▶ [Short exercise] Keep every line where the word "คะเนนเต" appears; drop the rest.

▶ [Given data]
_ _ _ _ _ _ _

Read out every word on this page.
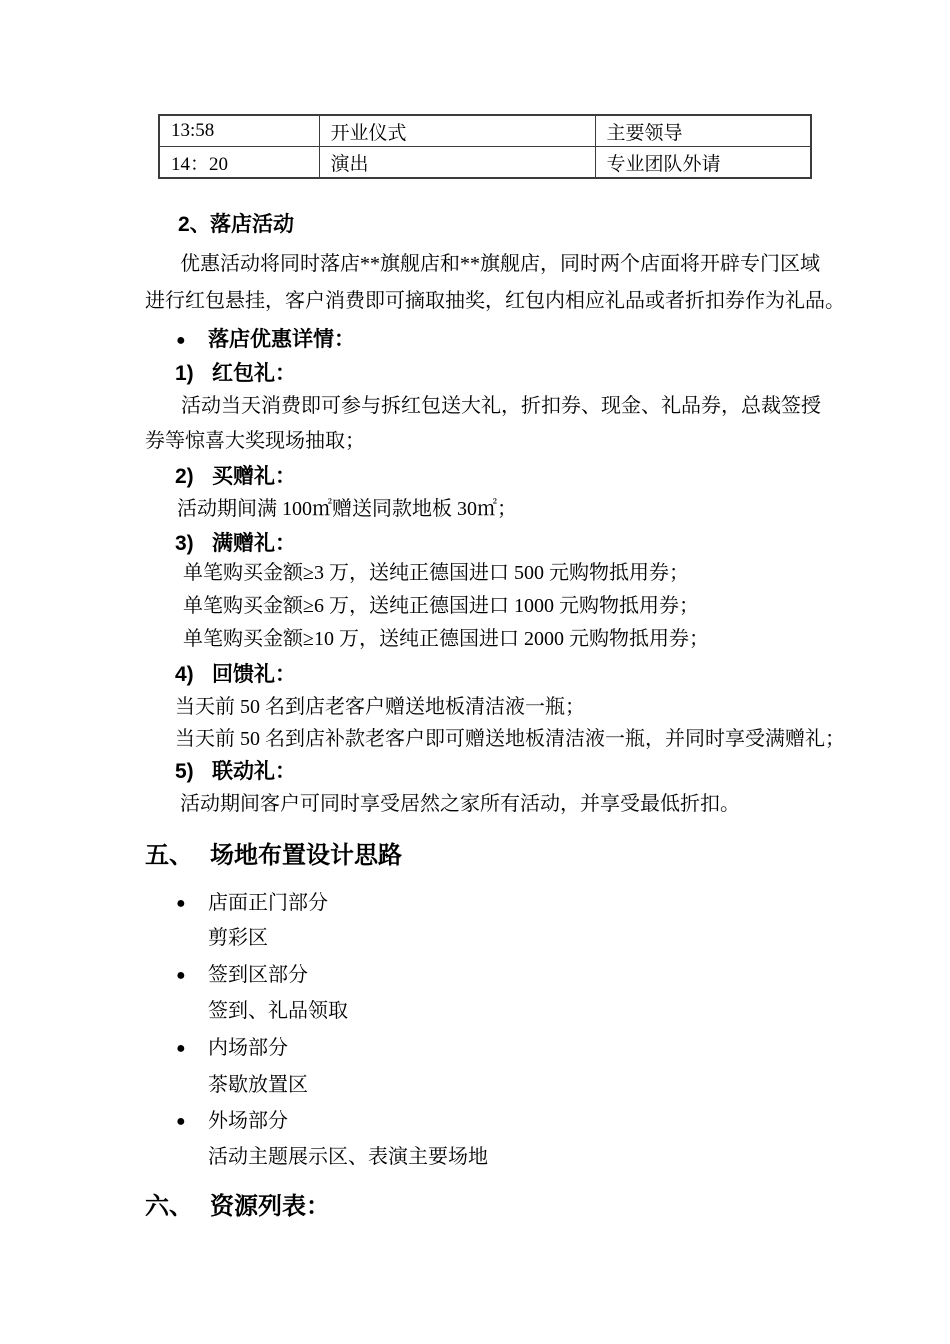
13:58	开业仪式	主要领导
14：20	演出	专业团队外请
2、落店活动
优惠活动将同时落店**旗舰店和**旗舰店，同时两个店面将开辟专门区域
进行红包悬挂，客户消费即可摘取抽奖，红包内相应礼品或者折扣券作为礼品。
● 落店优惠详情：
1) 红包礼：
活动当天消费即可参与拆红包送大礼，折扣券、现金、礼品券，总裁签授
券等惊喜大奖现场抽取；
2) 买赠礼：
活动期间满 100㎡赠送同款地板 30㎡；
3) 满赠礼：
单笔购买金额≥3 万，送纯正德国进口 500 元购物抵用券；
单笔购买金额≥6 万，送纯正德国进口 1000 元购物抵用券；
单笔购买金额≥10 万，送纯正德国进口 2000 元购物抵用券；
4) 回馈礼：
当天前 50 名到店老客户赠送地板清洁液一瓶；
当天前 50 名到店补款老客户即可赠送地板清洁液一瓶，并同时享受满赠礼；
5) 联动礼：
活动期间客户可同时享受居然之家所有活动，并享受最低折扣。
五、 场地布置设计思路
● 店面正门部分
剪彩区
● 签到区部分
签到、礼品领取
● 内场部分
茶歇放置区
● 外场部分
活动主题展示区、表演主要场地
六、 资源列表：
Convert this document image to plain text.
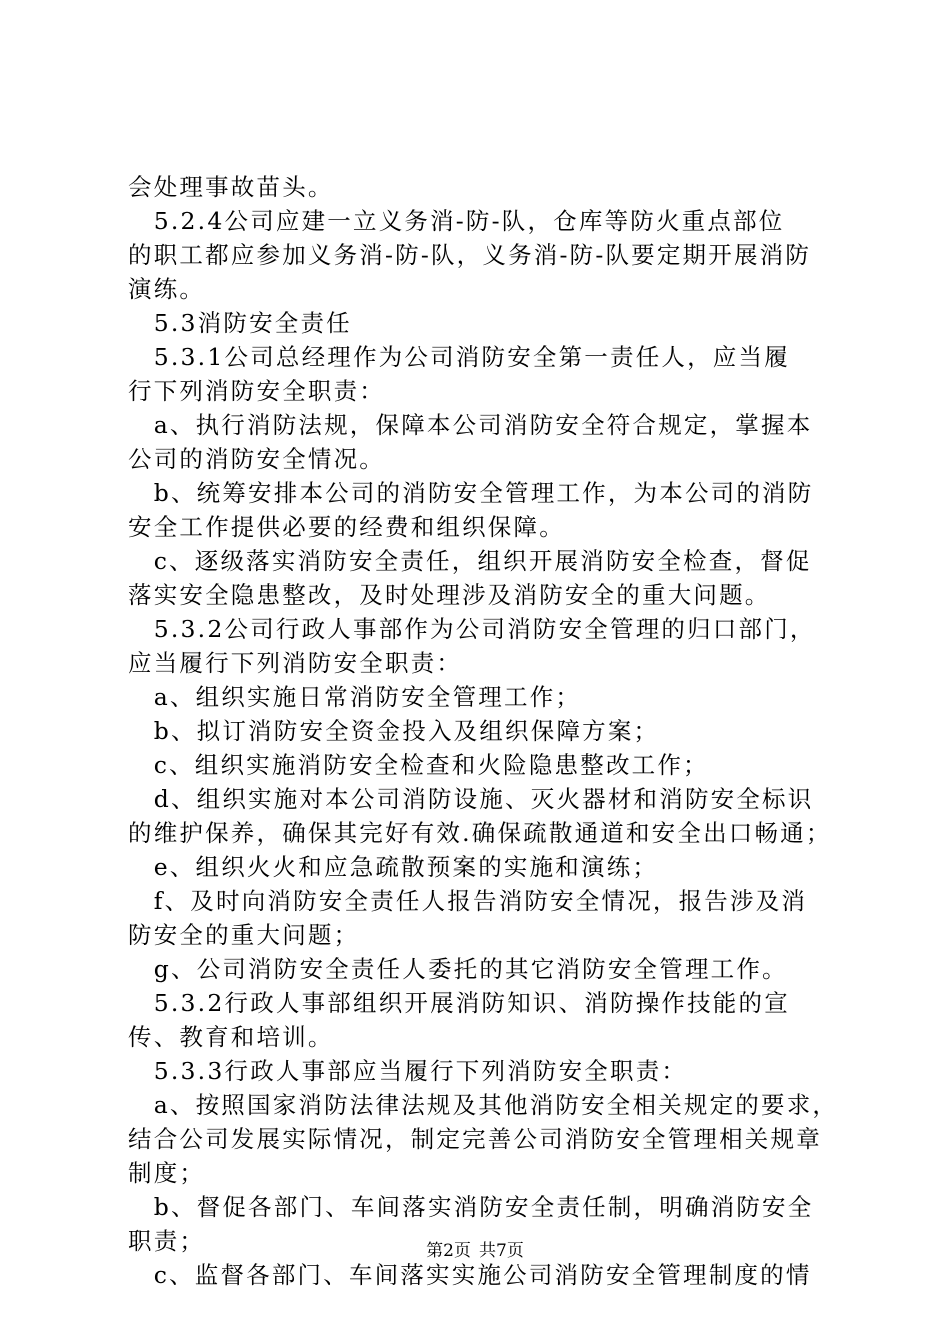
会处理事故苗头。
　5.2.4公司应建一立义务消-防-队，仓库等防火重点部位
的职工都应参加义务消-防-队，义务消-防-队要定期开展消防
演练。
　5.3消防安全责任
　5.3.1公司总经理作为公司消防安全第一责任人，应当履
行下列消防安全职责：
　a、执行消防法规，保障本公司消防安全符合规定，掌握本
公司的消防安全情况。
　b、统筹安排本公司的消防安全管理工作，为本公司的消防
安全工作提供必要的经费和组织保障。
　c、逐级落实消防安全责任，组织开展消防安全检查，督促
落实安全隐患整改，及时处理涉及消防安全的重大问题。
　5.3.2公司行政人事部作为公司消防安全管理的归口部门，
应当履行下列消防安全职责：
　a、组织实施日常消防安全管理工作；
　b、拟订消防安全资金投入及组织保障方案；
　c、组织实施消防安全检查和火险隐患整改工作；
　d、组织实施对本公司消防设施、灭火器材和消防安全标识
的维护保养，确保其完好有效.确保疏散通道和安全出口畅通；
　e、组织火火和应急疏散预案的实施和演练；
　f、及时向消防安全责任人报告消防安全情况，报告涉及消
防安全的重大问题；
　g、公司消防安全责任人委托的其它消防安全管理工作。
　5.3.2行政人事部组织开展消防知识、消防操作技能的宣
传、教育和培训。
　5.3.3行政人事部应当履行下列消防安全职责：
　a、按照国家消防法律法规及其他消防安全相关规定的要求，
结合公司发展实际情况，制定完善公司消防安全管理相关规章
制度；
　b、督促各部门、车间落实消防安全责任制，明确消防安全
职责；
　c、监督各部门、车间落实实施公司消防安全管理制度的情
第2页 共7页
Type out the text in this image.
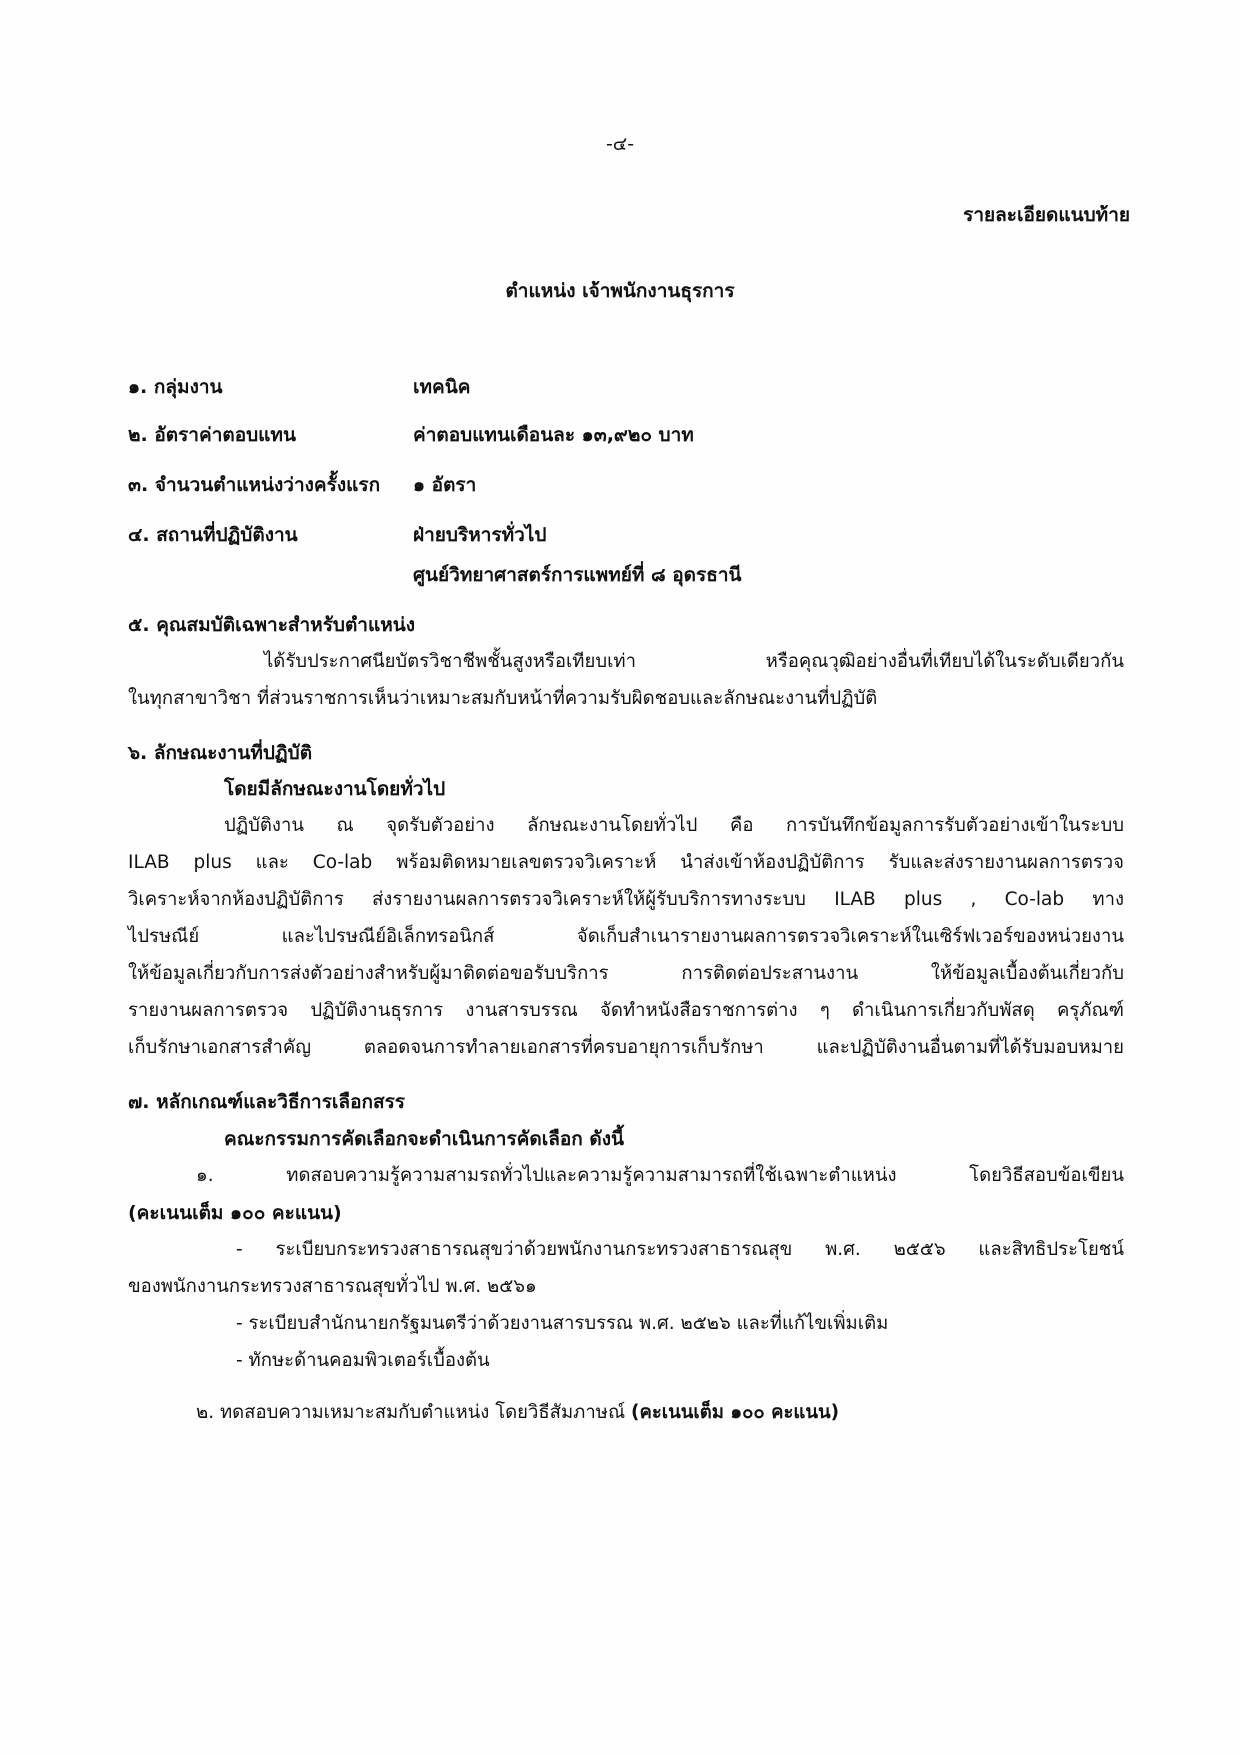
-๔-
รายละเอียดแนบท้าย
ตำแหน่ง เจ้าพนักงานธุรการ
๑. กลุ่มงาน	เทคนิค
๒. อัตราค่าตอบแทน	ค่าตอบแทนเดือนละ ๑๓,๙๒๐ บาท
๓. จำนวนตำแหน่งว่างครั้งแรก ๑ อัตรา
๔. สถานที่ปฏิบัติงาน	ฝ่ายบริหารทั่วไป
ศูนย์วิทยาศาสตร์การแพทย์ที่ ๘ อุดรธานี
๕. คุณสมบัติเฉพาะสำหรับตำแหน่ง
ได้รับประกาศนียบัตรวิชาชีพชั้นสูงหรือเทียบเท่า หรือคุณวุฒิอย่างอื่นที่เทียบได้ในระดับเดียวกัน
ในทุกสาขาวิชา ที่ส่วนราชการเห็นว่าเหมาะสมกับหน้าที่ความรับผิดชอบและลักษณะงานที่ปฏิบัติ
๖. ลักษณะงานที่ปฏิบัติ
โดยมีลักษณะงานโดยทั่วไป
ปฏิบัติงาน ณ จุดรับตัวอย่าง ลักษณะงานโดยทั่วไป คือ การบันทึกข้อมูลการรับตัวอย่างเข้าในระบบ
ILAB plus และ Co-lab พร้อมติดหมายเลขตรวจวิเคราะห์ นำส่งเข้าห้องปฏิบัติการ รับและส่งรายงานผลการตรวจ
วิเคราะห์จากห้องปฏิบัติการ ส่งรายงานผลการตรวจวิเคราะห์ให้ผู้รับบริการทางระบบ ILAB plus , Co-lab ทาง
ไปรษณีย์ และไปรษณีย์อิเล็กทรอนิกส์ จัดเก็บสำเนารายงานผลการตรวจวิเคราะห์ในเซิร์ฟเวอร์ของหน่วยงาน
ให้ข้อมูลเกี่ยวกับการส่งตัวอย่างสำหรับผู้มาติดต่อขอรับบริการ การติดต่อประสานงาน ให้ข้อมูลเบื้องต้นเกี่ยวกับ
รายงานผลการตรวจ ปฏิบัติงานธุรการ งานสารบรรณ จัดทำหนังสือราชการต่าง ๆ ดำเนินการเกี่ยวกับพัสดุ ครุภัณฑ์
เก็บรักษาเอกสารสำคัญ ตลอดจนการทำลายเอกสารที่ครบอายุการเก็บรักษา และปฏิบัติงานอื่นตามที่ได้รับมอบหมาย
๗. หลักเกณฑ์และวิธีการเลือกสรร
คณะกรรมการคัดเลือกจะดำเนินการคัดเลือก ดังนี้
๑. ทดสอบความรู้ความสามรถทั่วไปและความรู้ความสามารถที่ใช้เฉพาะตำแหน่ง โดยวิธีสอบข้อเขียน
(คะเนนเต็ม ๑๐๐ คะแนน)
- ระเบียบกระทรวงสาธารณสุขว่าด้วยพนักงานกระทรวงสาธารณสุข พ.ศ. ๒๕๕๖ และสิทธิประโยชน์
ของพนักงานกระทรวงสาธารณสุขทั่วไป พ.ศ. ๒๕๖๑
- ระเบียบสำนักนายกรัฐมนตรีว่าด้วยงานสารบรรณ พ.ศ. ๒๕๒๖ และที่แก้ไขเพิ่มเติม
- ทักษะด้านคอมพิวเตอร์เบื้องต้น
๒. ทดสอบความเหมาะสมกับตำแหน่ง โดยวิธีสัมภาษณ์ (คะเนนเต็ม ๑๐๐ คะแนน)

_ _ _ _ _ _ _

▶ [Answer to this task]
(คะเนนเต็ม ๑๐๐ คะแนน)
๒. ทดสอบความเหมาะสมกับตำแหน่ง โดยวิธีสัมภาษณ์ (คะเนนเต็ม ๑๐๐ คะแนน)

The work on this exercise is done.